### Supplied material
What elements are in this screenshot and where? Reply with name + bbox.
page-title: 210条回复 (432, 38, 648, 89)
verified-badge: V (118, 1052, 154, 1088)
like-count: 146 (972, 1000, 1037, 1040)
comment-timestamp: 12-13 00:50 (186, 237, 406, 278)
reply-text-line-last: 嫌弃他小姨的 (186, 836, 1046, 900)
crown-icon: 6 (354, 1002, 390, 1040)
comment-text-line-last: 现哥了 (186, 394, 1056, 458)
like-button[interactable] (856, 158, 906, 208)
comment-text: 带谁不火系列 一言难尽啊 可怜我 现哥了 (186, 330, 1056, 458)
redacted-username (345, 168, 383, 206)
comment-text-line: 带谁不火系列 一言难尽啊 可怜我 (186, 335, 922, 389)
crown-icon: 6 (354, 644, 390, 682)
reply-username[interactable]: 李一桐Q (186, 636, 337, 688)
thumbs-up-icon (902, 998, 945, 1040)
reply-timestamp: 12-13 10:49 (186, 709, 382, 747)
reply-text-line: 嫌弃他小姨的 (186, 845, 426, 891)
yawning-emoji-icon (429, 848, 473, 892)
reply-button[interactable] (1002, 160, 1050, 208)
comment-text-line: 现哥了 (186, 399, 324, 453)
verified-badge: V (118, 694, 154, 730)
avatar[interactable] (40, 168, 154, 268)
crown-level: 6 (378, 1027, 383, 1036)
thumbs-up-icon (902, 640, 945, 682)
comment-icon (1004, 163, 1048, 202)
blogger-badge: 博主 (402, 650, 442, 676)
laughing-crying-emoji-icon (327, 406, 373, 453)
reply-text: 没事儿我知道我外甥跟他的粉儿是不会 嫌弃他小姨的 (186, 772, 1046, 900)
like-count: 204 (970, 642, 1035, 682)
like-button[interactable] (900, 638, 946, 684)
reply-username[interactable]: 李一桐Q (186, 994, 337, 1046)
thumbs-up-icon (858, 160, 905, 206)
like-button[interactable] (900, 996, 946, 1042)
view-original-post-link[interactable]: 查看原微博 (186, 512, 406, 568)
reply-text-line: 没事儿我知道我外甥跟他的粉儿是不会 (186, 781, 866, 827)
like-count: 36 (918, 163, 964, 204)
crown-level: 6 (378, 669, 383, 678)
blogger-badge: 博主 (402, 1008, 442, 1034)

### What is needed
Give back every line of the items above unchanged, in the same order.

### Final result
What elements are in this screenshot and where? Reply with name + bbox.
page-title: 210条回复 (432, 38, 648, 89)
verified-badge: V (118, 1052, 154, 1088)
like-count: 146 (972, 1000, 1037, 1040)
comment-timestamp: 12-13 00:50 (186, 237, 406, 278)
reply-text-line-last: 嫌弃他小姨的 (186, 836, 1046, 900)
crown-icon: 6 (354, 1002, 390, 1040)
comment-text-line-last: 现哥了 (186, 394, 1056, 458)
like-button[interactable] (856, 158, 906, 208)
comment-text: 带谁不火系列 一言难尽啊 可怜我 现哥了 (186, 330, 1056, 458)
redacted-username (345, 168, 383, 206)
comment-text-line: 带谁不火系列 一言难尽啊 可怜我 (186, 335, 922, 389)
crown-icon: 6 (354, 644, 390, 682)
reply-username[interactable]: 李一桐Q (186, 636, 337, 688)
thumbs-up-icon (902, 998, 945, 1040)
reply-timestamp: 12-13 10:49 (186, 709, 382, 747)
reply-text-line: 嫌弃他小姨的 (186, 845, 426, 891)
yawning-emoji-icon (429, 848, 473, 892)
reply-button[interactable] (1002, 160, 1050, 208)
comment-text-line: 现哥了 (186, 399, 324, 453)
verified-badge: V (118, 694, 154, 730)
avatar[interactable] (40, 168, 154, 268)
crown-level: 6 (378, 1027, 383, 1036)
thumbs-up-icon (902, 640, 945, 682)
comment-icon (1004, 163, 1048, 202)
blogger-badge: 博主 (402, 650, 442, 676)
laughing-crying-emoji-icon (327, 406, 373, 453)
reply-text: 没事儿我知道我外甥跟他的粉儿是不会 嫌弃他小姨的 (186, 772, 1046, 900)
like-count: 204 (970, 642, 1035, 682)
like-button[interactable] (900, 638, 946, 684)
reply-username[interactable]: 李一桐Q (186, 994, 337, 1046)
thumbs-up-icon (858, 160, 905, 206)
like-button[interactable] (900, 996, 946, 1042)
view-original-post-link[interactable]: 查看原微博 (186, 512, 406, 568)
reply-text-line: 没事儿我知道我外甥跟他的粉儿是不会 (186, 781, 866, 827)
like-count: 36 (918, 163, 964, 204)
crown-level: 6 (378, 669, 383, 678)
blogger-badge: 博主 (402, 1008, 442, 1034)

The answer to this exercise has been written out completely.